**Text extract:**
I very much like the concept. We have been using it actively for Astronomer
code repositories for 1+ year already and it has helped us greatly (Thanks
to Felix Uellendall for introducing this back then 🙂)

On Sat, 30 Dec 2023, 12:10 Jarek Potiuk, <ja...@potiuk.com> wrote:

> FYI - Just now INFRA rejected the request on the basis of "code write"
> access permissions the app needs.
>
> I'd still love to get feedback though on the concept -  I am not giving up
> that easily. We might still get it approved easily. We likely have some
> ways we can get "auto-fixing" working for us.
>
> 1) I believe Github Applications now can use a bit different mechanism to
> ask for permissions and it can have "required" and "optional" permissions
> and I believe "Pull request write" should be enough (and I might attempt to
> convince the maintainers of it to adapt it to our needs).
> 2) Also, there is a "Pre-commit Lite Github Action" that we **might** be
> able to use to achieve a similar effect (with some added complexity to our
> `Pull Request Target` workflow.
>
> So I would still love to hear from others :)
>
> J.
>
> On Fri, Dec 29, 2023 at 11:52 PM Jarek Potiuk <ja...@potiuk.com> wrote:
>
> > Hello everyone,
> >
> > TL;DRl; I'd like to propose that we enable the pre-commit-ci GitHub
> > application for Airflow repo. According to how I understand it works, it
> > should greatly reduce friction (especially for new contributors) for
> > passing the quality gates for our pre-commits. That is - if we get the
> > approval for pre-commit-ci application from the ASF infra team.

**Stated problem:** Rewrite the passage of the email thread that begins at the words "On Sat, 30 Dec" and stops after "to our needs).", substituting "input" for "feedback".

**Given information:**
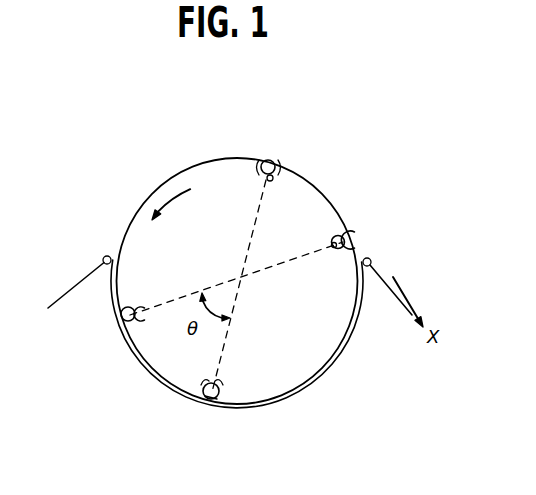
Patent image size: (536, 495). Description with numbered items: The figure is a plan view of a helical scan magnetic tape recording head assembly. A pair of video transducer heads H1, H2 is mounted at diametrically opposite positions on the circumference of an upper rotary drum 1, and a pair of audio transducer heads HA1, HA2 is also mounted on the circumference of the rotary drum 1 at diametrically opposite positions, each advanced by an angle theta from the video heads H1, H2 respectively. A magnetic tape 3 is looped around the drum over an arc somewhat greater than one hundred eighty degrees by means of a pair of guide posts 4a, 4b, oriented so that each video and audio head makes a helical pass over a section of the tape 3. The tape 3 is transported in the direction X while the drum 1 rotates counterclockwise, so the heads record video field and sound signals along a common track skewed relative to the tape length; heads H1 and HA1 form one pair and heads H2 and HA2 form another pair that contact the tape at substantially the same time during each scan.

The upper rotary drum 1 is at (213, 158).
The magnetic tape 3 is at (84, 280).
The guide post 4a is at (105, 266).
The guide post 4b is at (368, 267).
The video transducer head H1 is at (130, 325).
The video transducer head H2 is at (348, 232).
The audio transducer head HA1 is at (227, 402).
The audio transducer head HA2 is at (267, 158).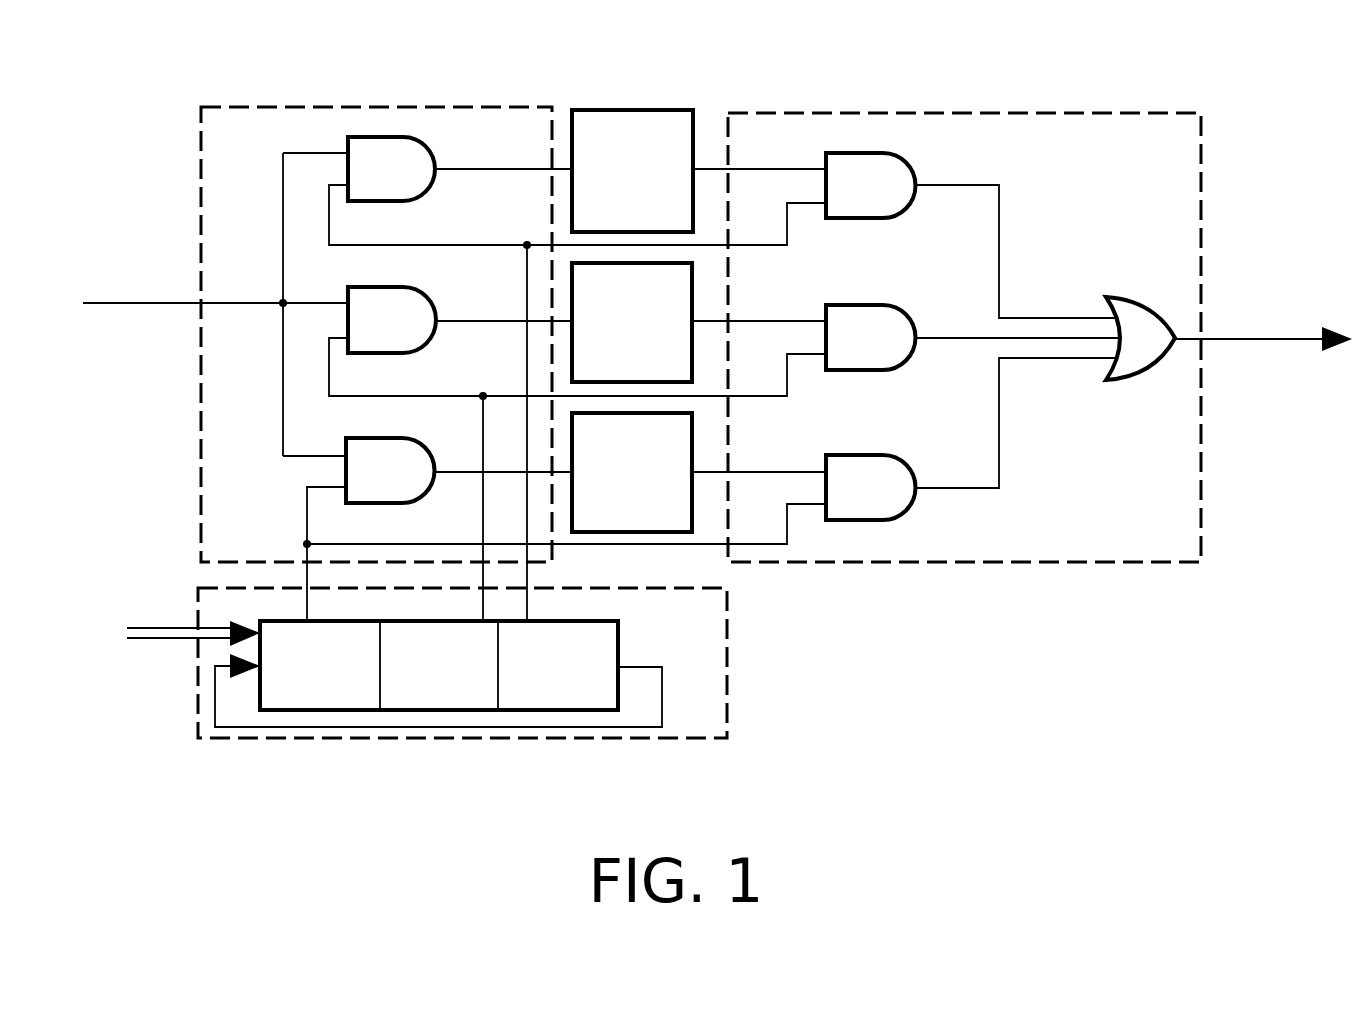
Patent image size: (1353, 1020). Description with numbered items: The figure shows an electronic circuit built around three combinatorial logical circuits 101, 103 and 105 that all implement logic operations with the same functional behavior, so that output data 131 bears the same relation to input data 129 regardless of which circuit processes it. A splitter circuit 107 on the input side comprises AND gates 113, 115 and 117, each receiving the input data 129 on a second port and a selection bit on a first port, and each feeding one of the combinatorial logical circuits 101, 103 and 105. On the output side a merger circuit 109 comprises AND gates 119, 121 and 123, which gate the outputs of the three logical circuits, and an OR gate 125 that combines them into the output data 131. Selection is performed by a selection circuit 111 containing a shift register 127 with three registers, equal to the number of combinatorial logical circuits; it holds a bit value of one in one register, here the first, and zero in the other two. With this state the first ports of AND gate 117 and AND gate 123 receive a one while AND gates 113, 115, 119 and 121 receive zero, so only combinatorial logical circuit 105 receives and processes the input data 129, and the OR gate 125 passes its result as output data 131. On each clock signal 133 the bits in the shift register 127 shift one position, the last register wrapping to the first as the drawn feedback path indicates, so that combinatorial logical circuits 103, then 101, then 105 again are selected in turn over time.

The combinatorial logical circuit 101 is at (632, 108).
The combinatorial logical circuit 103 is at (695, 292).
The combinatorial logical circuit 105 is at (695, 440).
The splitter circuit 107 is at (377, 105).
The merger circuit 109 is at (967, 112).
The selection circuit 111 is at (730, 667).
The AND gate 113 is at (428, 149).
The AND gate 115 is at (428, 299).
The AND gate 117 is at (345, 481).
The AND gate 119 is at (906, 163).
The AND gate 121 is at (906, 313).
The AND gate 123 is at (906, 463).
The OR gate 125 is at (1148, 303).
The shift register 127 is at (620, 645).
The input data 129 is at (123, 306).
The output data 131 is at (1268, 345).
The clock signal 133 is at (148, 645).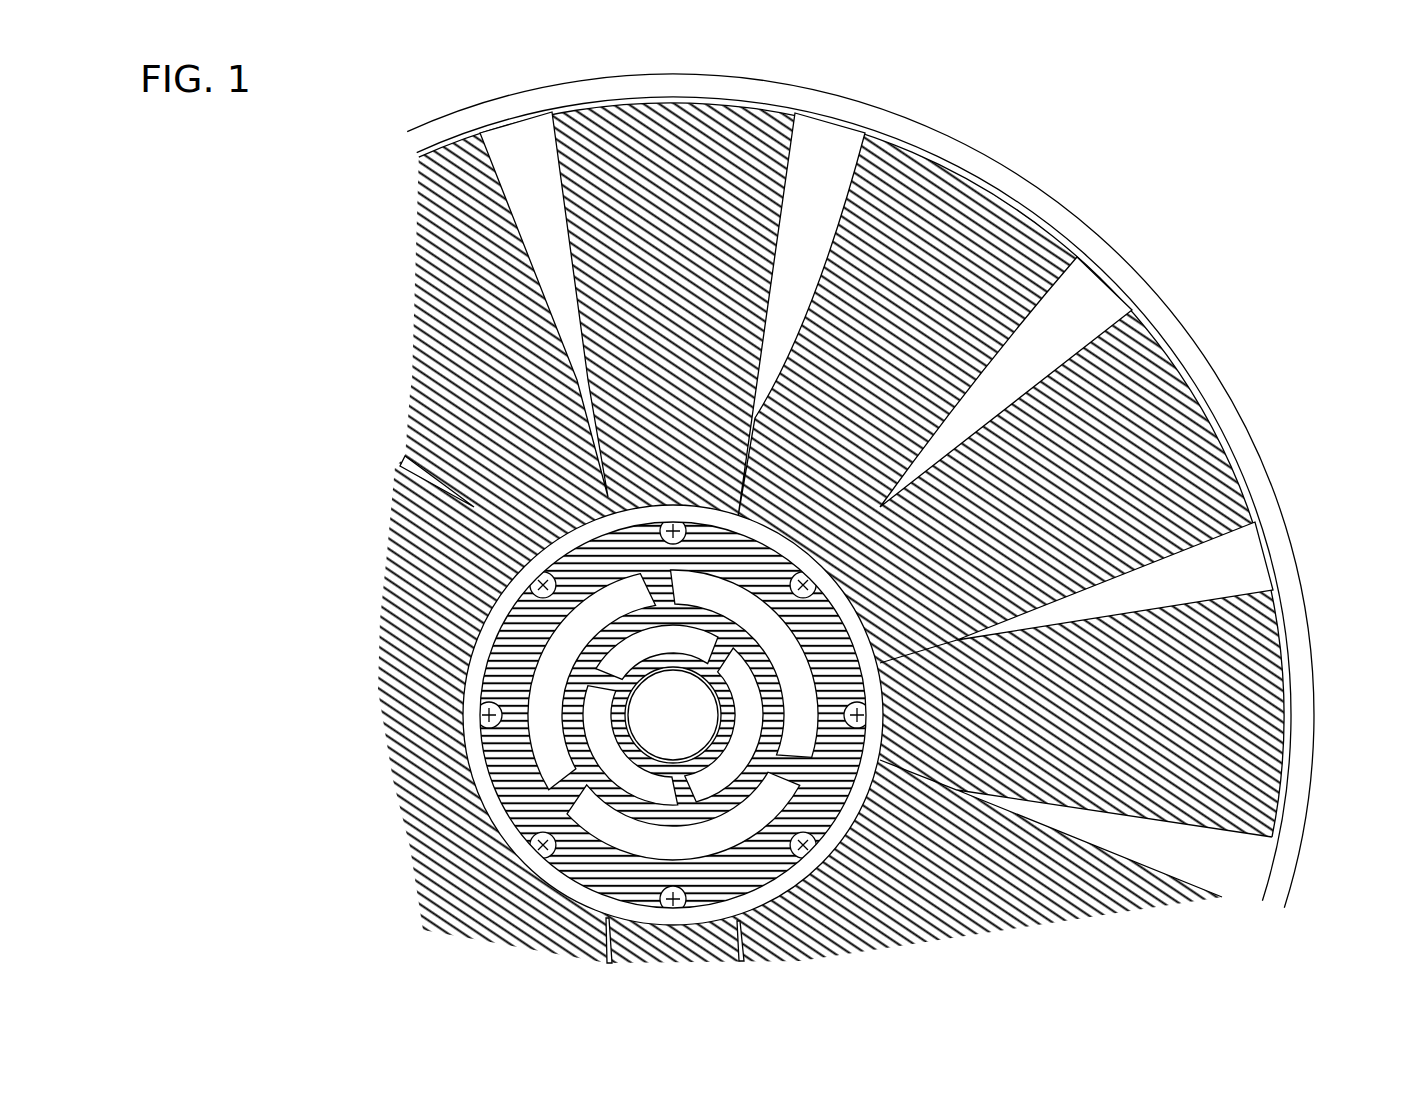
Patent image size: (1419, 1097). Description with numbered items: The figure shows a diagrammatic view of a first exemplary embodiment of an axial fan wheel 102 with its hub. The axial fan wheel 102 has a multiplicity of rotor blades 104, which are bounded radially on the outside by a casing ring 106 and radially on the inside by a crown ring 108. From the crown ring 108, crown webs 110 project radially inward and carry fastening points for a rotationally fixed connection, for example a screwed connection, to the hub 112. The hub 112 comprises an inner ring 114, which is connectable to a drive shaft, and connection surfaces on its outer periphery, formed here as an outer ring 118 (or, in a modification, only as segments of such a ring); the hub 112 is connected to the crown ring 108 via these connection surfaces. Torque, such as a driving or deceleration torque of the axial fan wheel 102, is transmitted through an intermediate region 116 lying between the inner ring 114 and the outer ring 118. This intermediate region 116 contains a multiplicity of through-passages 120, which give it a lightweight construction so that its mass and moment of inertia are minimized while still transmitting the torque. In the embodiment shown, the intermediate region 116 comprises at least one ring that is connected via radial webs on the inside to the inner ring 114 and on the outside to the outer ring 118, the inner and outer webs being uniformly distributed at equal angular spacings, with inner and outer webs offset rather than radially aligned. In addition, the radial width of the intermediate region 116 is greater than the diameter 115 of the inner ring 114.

The axial fan wheel 102 is at (1266, 226).
The rotor blades 104 is at (483, 403).
The casing ring 106 is at (1247, 460).
The crown ring 108 is at (477, 696).
The crown webs 110 is at (527, 590).
The hub 112 is at (493, 637).
The inner ring 114 is at (710, 757).
The diameter 115 is at (693, 678).
The intermediate region 116 is at (743, 588).
The outer ring 118 is at (550, 747).
The through-passages 120 is at (603, 762).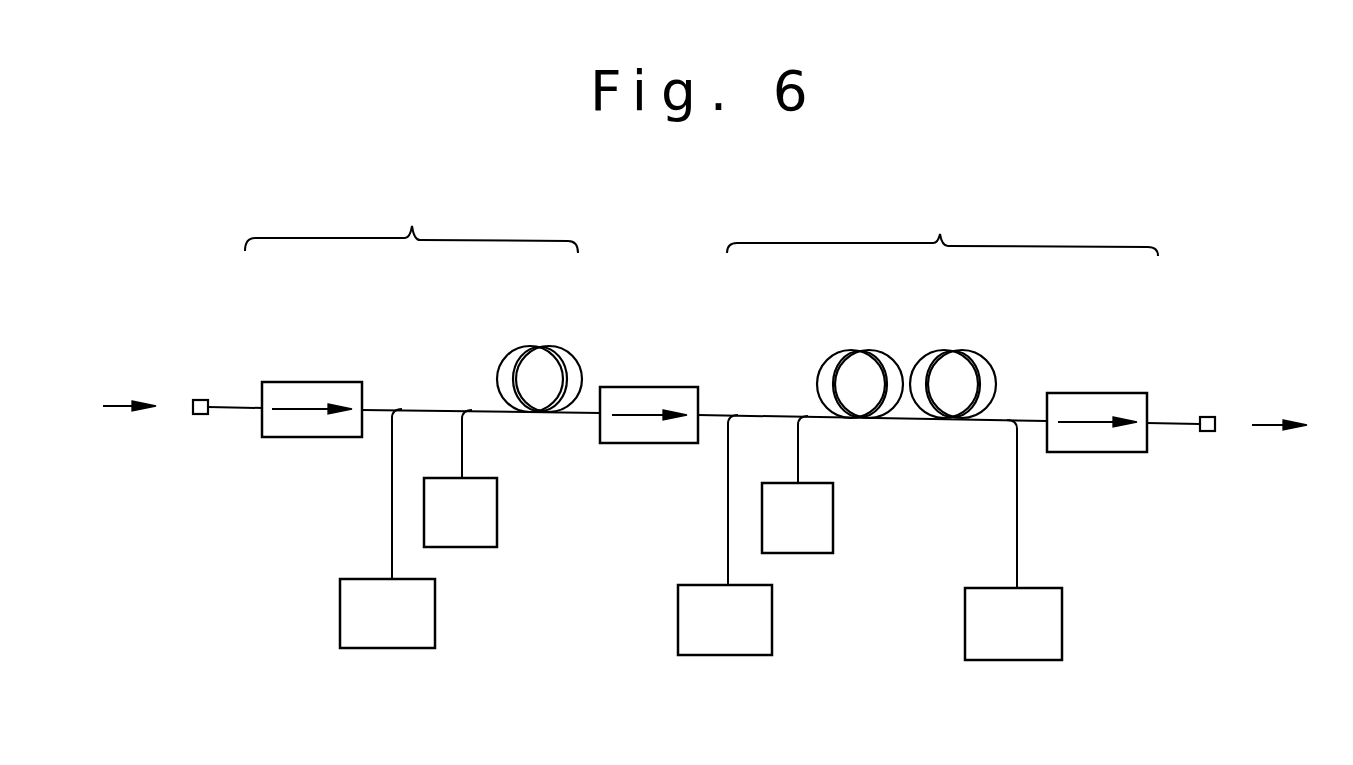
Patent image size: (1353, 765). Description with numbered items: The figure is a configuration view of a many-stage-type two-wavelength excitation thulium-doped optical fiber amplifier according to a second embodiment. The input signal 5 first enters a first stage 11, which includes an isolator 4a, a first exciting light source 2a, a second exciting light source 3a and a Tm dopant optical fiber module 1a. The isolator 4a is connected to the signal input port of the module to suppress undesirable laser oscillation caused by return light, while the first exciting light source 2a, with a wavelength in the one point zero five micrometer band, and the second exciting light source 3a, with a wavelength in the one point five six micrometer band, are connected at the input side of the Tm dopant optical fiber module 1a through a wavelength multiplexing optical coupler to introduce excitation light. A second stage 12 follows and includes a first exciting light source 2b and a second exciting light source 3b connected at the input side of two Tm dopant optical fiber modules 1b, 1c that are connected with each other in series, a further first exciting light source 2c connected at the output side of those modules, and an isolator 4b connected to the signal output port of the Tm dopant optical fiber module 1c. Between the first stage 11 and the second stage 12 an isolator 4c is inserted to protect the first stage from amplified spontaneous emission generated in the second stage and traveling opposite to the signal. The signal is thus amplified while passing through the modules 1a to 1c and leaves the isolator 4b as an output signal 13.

The Tm dopant optical fiber module 1a is at (510, 352).
The Tm dopant optical fiber module 1b is at (833, 353).
The Tm dopant optical fiber module 1c is at (985, 355).
The first exciting light source 2a is at (435, 618).
The first exciting light source 2b is at (772, 623).
The first exciting light source 2c is at (1062, 628).
The second exciting light source 3a is at (497, 516).
The second exciting light source 3b is at (833, 522).
The isolator 4a is at (313, 382).
The isolator 4b is at (1098, 393).
The isolator 4c is at (650, 387).
The input signal 5 is at (118, 405).
The first stage 11 is at (411, 223).
The second stage 12 is at (942, 228).
The output signal 13 is at (1265, 424).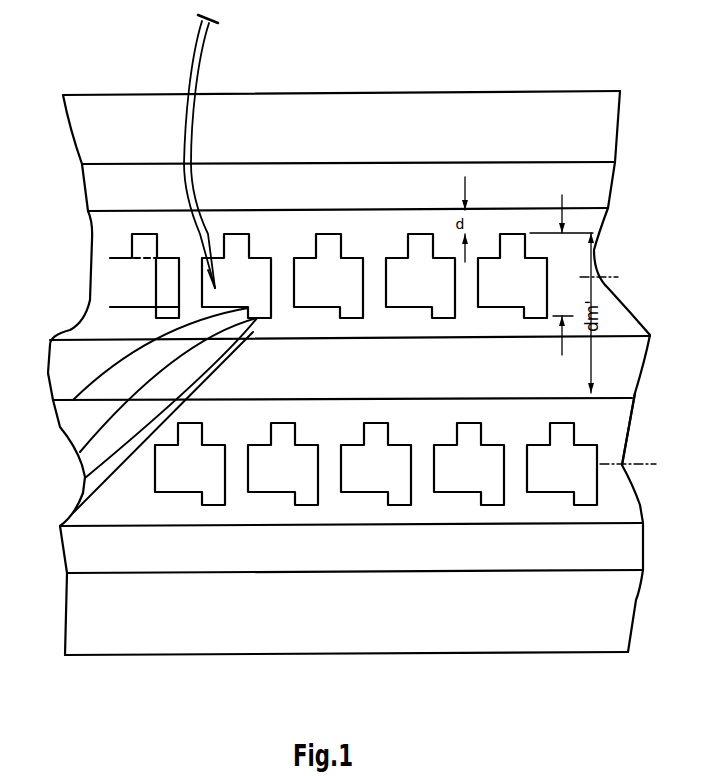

**Expected answer:**
On Sat, 30 Dec 2023, 12:10 Jarek Potiuk, <ja...@potiuk.com> wrote:

> FYI - Just now INFRA rejected the request on the basis of "code write"
> access permissions the app needs.
>
> I'd still love to get input though on the concept -  I am not giving up
> that easily. We might still get it approved easily. We likely have some
> ways we can get "auto-fixing" working for us.
>
> 1) I believe Github Applications now can use a bit different mechanism to
> ask for permissions and it can have "required" and "optional" permissions
> and I believe "Pull request write" should be enough (and I might attempt to
> convince the maintainers of it to adapt it to our needs).